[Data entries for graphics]
----------
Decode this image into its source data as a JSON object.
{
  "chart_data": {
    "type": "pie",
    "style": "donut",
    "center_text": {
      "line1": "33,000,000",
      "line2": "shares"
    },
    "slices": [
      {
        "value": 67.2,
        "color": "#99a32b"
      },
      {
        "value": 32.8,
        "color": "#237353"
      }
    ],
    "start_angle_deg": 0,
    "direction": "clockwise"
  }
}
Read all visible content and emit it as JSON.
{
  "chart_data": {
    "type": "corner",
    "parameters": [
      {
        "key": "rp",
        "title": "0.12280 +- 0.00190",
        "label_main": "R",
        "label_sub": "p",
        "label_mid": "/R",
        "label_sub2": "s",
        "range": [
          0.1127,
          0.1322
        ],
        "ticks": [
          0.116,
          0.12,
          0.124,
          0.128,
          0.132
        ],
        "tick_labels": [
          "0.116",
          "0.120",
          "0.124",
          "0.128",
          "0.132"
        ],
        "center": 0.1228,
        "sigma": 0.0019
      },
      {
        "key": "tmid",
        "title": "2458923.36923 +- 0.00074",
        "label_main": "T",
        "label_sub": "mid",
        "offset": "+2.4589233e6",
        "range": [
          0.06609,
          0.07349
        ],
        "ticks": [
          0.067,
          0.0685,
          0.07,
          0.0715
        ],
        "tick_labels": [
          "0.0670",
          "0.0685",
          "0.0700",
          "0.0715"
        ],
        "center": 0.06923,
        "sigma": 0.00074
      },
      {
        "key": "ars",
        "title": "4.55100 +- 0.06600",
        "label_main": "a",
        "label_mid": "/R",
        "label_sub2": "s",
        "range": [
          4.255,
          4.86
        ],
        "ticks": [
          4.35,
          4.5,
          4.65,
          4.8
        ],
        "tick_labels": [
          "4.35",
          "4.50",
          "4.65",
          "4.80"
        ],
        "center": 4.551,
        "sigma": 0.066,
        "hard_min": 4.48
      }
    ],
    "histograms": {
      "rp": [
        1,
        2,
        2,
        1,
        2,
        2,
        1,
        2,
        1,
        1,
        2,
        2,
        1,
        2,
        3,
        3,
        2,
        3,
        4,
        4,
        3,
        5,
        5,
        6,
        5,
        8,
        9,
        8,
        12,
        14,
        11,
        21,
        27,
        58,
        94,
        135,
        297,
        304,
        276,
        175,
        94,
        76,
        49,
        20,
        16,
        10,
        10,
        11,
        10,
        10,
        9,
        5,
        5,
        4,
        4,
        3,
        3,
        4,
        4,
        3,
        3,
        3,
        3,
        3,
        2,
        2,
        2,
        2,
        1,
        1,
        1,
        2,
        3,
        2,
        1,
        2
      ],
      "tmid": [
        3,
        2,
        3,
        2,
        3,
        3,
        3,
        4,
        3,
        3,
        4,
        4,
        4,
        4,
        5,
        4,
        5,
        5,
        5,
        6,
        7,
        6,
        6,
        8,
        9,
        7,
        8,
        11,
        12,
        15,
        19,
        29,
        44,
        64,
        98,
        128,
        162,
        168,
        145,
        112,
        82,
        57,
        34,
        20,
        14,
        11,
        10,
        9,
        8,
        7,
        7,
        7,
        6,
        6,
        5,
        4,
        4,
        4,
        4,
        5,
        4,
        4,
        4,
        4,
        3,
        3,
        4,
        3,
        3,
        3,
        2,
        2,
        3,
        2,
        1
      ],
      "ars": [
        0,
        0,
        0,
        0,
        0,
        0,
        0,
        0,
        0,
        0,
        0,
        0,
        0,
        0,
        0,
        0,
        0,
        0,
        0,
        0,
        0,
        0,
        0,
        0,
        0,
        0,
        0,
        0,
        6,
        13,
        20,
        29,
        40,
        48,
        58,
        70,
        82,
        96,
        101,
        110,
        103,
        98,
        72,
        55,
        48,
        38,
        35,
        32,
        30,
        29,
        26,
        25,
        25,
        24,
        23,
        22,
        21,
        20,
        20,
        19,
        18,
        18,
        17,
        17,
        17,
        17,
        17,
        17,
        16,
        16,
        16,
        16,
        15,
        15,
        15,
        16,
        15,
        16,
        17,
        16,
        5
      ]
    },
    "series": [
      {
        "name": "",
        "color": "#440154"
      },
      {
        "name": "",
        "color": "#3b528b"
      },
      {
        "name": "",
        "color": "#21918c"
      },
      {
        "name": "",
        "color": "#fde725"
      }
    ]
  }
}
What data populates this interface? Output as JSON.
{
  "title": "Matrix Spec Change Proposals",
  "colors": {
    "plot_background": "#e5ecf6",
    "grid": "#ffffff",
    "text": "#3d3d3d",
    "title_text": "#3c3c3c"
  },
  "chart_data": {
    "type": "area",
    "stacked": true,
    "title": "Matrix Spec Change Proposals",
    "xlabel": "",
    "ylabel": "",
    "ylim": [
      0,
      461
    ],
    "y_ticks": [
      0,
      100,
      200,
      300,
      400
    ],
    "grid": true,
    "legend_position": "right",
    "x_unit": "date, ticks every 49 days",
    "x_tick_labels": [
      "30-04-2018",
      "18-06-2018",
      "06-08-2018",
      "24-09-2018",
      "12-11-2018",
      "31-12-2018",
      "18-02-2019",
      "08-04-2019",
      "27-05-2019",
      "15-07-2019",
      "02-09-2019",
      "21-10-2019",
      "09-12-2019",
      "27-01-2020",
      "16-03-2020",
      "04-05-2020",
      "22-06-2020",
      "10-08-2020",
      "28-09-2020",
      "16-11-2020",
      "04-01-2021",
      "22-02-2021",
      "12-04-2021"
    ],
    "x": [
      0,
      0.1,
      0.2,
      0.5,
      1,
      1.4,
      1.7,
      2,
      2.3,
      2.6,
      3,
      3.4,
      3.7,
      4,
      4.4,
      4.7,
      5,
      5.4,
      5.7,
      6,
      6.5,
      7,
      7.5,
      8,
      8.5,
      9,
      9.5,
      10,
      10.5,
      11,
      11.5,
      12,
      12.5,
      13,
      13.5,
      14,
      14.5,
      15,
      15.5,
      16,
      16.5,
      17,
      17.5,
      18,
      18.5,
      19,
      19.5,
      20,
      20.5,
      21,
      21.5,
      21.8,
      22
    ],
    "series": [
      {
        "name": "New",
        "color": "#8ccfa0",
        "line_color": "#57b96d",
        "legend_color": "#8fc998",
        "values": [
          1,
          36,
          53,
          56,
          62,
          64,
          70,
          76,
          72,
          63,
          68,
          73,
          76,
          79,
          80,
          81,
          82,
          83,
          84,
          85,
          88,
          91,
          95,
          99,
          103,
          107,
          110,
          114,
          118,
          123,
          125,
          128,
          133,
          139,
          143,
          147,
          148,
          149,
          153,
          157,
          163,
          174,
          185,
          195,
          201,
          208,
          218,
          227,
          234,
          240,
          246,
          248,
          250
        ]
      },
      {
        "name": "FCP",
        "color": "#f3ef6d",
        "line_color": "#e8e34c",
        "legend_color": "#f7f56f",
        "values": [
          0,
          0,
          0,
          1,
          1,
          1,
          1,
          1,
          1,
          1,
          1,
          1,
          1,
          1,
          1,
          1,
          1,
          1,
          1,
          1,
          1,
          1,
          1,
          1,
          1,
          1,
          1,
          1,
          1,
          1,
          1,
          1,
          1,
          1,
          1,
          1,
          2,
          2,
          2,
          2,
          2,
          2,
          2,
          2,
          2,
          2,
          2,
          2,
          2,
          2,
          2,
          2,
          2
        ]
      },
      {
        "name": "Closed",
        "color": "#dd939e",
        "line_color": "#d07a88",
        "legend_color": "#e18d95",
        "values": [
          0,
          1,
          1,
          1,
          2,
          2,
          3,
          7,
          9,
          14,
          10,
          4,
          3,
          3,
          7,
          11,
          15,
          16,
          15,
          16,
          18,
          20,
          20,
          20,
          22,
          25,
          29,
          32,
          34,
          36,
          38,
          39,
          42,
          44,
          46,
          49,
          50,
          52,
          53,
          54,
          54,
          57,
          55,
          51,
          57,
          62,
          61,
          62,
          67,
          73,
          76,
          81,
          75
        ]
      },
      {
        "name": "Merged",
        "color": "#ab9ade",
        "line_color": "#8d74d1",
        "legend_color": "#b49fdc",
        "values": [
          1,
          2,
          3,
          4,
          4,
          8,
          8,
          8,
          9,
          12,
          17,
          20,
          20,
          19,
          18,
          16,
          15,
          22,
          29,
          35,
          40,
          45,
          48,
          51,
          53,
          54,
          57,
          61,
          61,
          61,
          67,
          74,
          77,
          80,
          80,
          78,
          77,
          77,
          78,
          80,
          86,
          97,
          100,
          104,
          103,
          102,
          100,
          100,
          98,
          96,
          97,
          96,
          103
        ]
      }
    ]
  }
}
----------
Requirements:
Of the lines in the entries, how many include the word "Change"? State only the number.

Task response:
2